Gather every line below where "livres" appears.

━━━━━ Exercise inputs ━━━━━

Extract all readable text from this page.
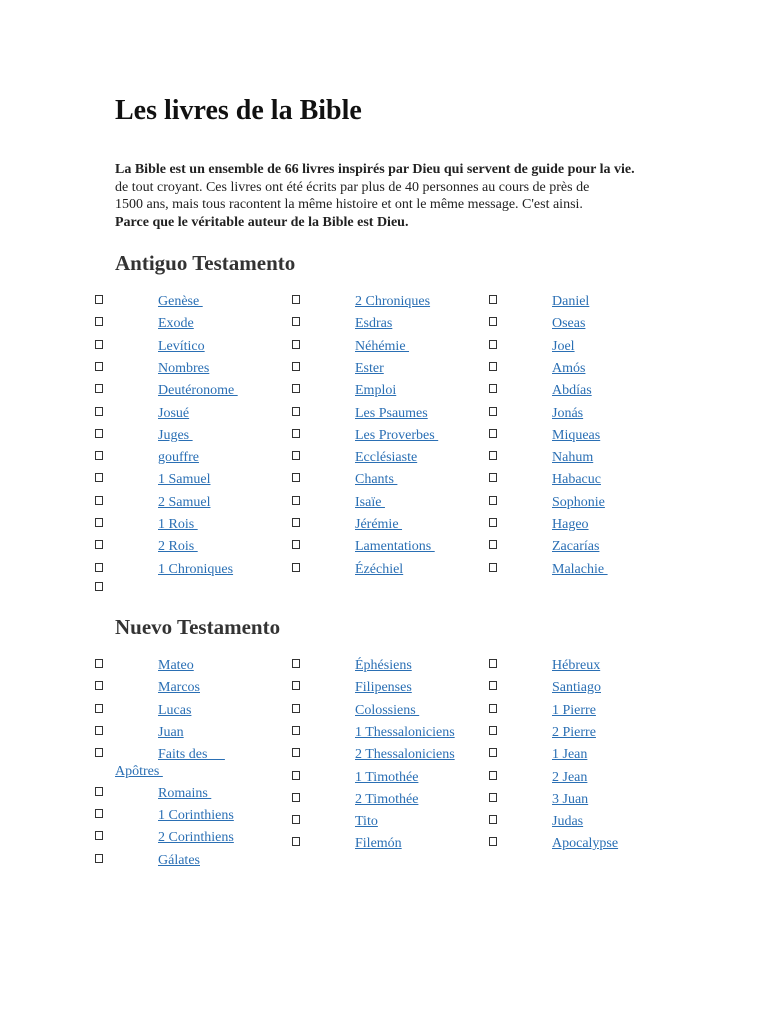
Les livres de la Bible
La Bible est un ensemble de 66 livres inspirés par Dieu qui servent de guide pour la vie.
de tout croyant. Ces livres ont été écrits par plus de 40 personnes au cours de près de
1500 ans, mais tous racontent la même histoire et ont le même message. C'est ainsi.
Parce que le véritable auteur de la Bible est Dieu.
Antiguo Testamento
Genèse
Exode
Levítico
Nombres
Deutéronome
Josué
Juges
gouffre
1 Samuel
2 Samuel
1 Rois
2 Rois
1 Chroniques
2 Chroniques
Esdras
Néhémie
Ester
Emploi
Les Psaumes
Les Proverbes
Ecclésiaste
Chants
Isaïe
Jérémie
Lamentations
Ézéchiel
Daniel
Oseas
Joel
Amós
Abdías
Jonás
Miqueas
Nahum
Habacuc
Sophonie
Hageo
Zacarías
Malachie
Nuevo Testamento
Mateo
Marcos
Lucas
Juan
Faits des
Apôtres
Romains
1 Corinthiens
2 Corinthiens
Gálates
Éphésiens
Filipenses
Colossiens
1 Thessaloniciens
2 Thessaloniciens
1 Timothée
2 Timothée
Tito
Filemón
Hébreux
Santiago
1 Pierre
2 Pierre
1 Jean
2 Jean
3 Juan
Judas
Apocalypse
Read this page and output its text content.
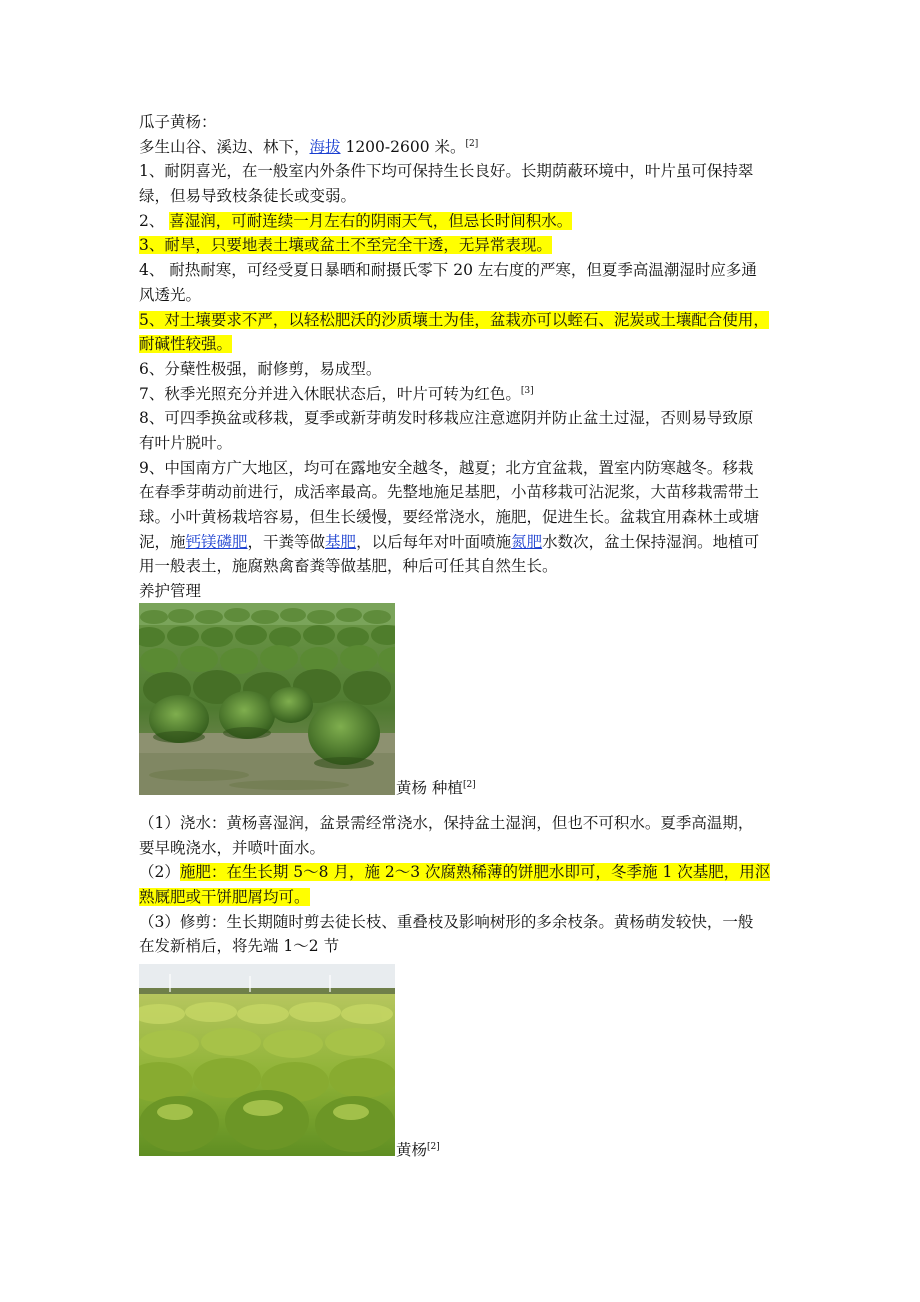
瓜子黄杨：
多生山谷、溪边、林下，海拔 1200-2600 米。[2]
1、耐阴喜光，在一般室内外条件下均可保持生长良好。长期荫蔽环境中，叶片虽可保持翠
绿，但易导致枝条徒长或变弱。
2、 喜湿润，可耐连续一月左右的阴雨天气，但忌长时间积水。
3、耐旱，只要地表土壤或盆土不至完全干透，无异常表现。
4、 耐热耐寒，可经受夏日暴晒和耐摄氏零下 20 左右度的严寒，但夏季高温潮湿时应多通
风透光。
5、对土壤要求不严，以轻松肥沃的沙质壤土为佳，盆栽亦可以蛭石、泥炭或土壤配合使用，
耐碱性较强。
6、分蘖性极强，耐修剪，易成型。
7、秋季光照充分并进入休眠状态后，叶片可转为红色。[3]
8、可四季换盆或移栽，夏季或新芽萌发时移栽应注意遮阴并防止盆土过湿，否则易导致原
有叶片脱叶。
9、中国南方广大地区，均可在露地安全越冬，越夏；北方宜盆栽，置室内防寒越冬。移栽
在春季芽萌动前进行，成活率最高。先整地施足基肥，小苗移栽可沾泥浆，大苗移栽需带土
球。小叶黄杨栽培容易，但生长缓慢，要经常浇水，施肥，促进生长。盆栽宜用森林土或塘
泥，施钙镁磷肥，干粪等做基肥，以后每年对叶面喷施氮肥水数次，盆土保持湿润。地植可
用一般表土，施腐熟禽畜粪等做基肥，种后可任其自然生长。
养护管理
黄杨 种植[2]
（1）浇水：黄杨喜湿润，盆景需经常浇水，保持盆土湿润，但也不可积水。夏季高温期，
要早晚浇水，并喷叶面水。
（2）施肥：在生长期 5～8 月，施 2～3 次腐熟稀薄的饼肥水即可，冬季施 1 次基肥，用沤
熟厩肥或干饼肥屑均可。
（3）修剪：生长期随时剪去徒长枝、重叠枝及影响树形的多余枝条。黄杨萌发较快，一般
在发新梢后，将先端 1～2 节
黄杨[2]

━━━━━
━━━━━ Exercise inputs ━━━━━

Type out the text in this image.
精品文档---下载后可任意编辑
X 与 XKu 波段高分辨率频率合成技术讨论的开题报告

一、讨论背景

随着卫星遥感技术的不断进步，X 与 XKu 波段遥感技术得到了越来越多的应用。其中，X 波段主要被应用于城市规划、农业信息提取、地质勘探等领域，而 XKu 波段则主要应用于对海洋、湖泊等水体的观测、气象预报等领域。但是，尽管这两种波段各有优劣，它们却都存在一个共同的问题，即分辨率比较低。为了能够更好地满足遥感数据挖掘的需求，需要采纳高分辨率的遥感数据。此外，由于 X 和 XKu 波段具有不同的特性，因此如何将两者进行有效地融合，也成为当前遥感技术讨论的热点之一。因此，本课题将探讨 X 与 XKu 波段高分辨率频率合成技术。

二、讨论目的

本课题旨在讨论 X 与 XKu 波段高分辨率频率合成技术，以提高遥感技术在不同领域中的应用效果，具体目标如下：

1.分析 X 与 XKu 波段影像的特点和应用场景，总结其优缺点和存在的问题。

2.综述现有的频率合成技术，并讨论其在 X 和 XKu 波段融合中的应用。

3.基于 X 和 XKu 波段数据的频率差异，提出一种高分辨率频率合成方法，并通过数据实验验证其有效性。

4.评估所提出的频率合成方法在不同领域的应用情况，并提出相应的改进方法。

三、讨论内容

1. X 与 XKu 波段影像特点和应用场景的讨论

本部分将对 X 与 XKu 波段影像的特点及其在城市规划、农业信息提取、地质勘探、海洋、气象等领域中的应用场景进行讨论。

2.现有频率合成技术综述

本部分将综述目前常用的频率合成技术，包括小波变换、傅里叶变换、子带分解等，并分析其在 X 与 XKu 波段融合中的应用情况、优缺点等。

━━━━━

Finished answer:
Les livres de la Bible
La Bible est un ensemble de 66 livres inspirés par Dieu qui servent de guide pour la vie.
de tout croyant. Ces livres ont été écrits par plus de 40 personnes au cours de près de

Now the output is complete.